Copy out each line of the data holding "text".
* * * * *
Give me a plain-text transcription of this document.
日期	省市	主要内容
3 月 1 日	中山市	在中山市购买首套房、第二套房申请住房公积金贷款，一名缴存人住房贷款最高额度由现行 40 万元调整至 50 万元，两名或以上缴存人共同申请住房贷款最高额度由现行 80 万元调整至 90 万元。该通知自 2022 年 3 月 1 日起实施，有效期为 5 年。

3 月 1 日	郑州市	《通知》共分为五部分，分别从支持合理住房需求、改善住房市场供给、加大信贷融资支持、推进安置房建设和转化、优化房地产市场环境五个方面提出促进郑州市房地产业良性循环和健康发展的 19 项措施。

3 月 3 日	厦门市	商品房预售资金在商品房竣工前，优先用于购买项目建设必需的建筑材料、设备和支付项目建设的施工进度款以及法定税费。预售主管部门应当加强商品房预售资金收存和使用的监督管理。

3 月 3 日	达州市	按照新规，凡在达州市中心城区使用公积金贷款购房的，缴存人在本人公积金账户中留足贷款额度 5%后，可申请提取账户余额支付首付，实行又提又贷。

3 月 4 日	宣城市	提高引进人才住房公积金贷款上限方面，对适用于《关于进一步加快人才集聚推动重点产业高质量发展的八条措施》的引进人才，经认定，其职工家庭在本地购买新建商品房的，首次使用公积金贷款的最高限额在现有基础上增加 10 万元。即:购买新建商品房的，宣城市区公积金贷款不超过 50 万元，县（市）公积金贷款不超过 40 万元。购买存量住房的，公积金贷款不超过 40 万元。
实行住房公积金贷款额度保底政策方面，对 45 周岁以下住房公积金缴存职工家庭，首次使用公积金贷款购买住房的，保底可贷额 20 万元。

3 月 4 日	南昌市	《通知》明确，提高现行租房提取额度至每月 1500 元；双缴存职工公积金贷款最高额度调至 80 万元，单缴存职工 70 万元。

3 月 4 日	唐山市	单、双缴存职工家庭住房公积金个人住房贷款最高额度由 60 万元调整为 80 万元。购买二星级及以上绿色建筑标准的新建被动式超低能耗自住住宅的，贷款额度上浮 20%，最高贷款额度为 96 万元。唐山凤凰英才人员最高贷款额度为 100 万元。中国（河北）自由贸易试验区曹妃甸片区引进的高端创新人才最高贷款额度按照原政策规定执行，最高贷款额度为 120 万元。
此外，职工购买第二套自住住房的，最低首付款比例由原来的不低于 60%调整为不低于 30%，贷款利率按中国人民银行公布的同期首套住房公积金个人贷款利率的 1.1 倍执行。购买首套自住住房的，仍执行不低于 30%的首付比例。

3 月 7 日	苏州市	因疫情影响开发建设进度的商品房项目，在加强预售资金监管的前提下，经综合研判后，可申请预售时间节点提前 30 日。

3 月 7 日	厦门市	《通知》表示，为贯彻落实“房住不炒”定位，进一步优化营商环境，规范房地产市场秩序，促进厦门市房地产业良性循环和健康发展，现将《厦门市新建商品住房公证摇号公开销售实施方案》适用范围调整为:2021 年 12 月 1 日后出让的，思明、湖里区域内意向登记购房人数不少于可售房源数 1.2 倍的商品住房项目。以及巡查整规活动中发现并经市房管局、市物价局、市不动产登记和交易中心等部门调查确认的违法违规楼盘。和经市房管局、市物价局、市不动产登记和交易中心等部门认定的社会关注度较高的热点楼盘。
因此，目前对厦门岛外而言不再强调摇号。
* * * * *
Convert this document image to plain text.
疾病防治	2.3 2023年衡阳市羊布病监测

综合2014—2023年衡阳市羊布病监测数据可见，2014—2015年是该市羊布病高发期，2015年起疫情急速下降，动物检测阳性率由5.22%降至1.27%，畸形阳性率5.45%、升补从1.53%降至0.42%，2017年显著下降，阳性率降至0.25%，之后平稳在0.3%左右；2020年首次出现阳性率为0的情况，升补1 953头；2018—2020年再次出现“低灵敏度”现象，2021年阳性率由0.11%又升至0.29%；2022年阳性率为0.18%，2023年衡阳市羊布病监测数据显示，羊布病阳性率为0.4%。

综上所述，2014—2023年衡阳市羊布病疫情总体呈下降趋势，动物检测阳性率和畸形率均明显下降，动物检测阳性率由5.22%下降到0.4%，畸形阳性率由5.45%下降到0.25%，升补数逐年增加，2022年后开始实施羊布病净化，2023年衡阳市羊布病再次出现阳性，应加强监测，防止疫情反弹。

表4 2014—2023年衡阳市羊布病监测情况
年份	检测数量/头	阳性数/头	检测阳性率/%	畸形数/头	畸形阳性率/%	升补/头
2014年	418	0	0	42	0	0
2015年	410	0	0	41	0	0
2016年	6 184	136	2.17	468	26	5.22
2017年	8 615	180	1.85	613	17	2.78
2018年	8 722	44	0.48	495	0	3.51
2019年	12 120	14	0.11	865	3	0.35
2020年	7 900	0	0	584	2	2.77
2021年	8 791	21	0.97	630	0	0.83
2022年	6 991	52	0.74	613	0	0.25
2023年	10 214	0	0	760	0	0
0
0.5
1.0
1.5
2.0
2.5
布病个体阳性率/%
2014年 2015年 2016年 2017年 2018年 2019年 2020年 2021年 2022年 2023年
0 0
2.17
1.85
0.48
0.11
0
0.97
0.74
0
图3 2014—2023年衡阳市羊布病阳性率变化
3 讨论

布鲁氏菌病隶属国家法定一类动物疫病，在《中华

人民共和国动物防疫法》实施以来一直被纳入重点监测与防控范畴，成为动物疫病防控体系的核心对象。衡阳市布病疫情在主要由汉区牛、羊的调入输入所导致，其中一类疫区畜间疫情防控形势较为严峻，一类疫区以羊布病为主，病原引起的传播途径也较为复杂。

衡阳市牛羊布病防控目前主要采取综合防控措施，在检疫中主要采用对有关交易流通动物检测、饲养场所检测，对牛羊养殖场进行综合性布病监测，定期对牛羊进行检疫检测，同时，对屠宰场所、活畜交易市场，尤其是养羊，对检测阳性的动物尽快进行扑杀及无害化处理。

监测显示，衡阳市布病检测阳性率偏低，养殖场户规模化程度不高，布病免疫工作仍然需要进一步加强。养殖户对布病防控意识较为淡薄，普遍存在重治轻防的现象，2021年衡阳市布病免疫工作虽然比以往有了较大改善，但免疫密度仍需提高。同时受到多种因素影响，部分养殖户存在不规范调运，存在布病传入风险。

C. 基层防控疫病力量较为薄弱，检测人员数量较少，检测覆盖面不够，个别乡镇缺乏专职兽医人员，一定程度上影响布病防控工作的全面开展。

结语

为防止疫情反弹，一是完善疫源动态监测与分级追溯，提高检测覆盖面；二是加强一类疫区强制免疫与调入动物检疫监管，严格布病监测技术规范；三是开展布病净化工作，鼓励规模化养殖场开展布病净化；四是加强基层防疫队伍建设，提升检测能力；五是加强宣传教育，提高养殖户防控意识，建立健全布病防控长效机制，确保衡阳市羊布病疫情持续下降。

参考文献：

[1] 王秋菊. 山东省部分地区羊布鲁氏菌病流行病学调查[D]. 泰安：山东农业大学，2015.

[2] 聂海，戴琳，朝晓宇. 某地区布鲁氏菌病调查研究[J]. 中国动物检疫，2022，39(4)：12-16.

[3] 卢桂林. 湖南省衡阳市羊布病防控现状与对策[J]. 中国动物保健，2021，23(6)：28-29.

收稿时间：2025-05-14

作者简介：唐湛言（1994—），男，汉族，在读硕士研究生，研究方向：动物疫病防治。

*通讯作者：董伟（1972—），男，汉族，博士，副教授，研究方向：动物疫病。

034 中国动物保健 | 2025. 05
* * * * *
*Task solution*
Give me a plain-text transcription of this document.
Convert this document image to plain text.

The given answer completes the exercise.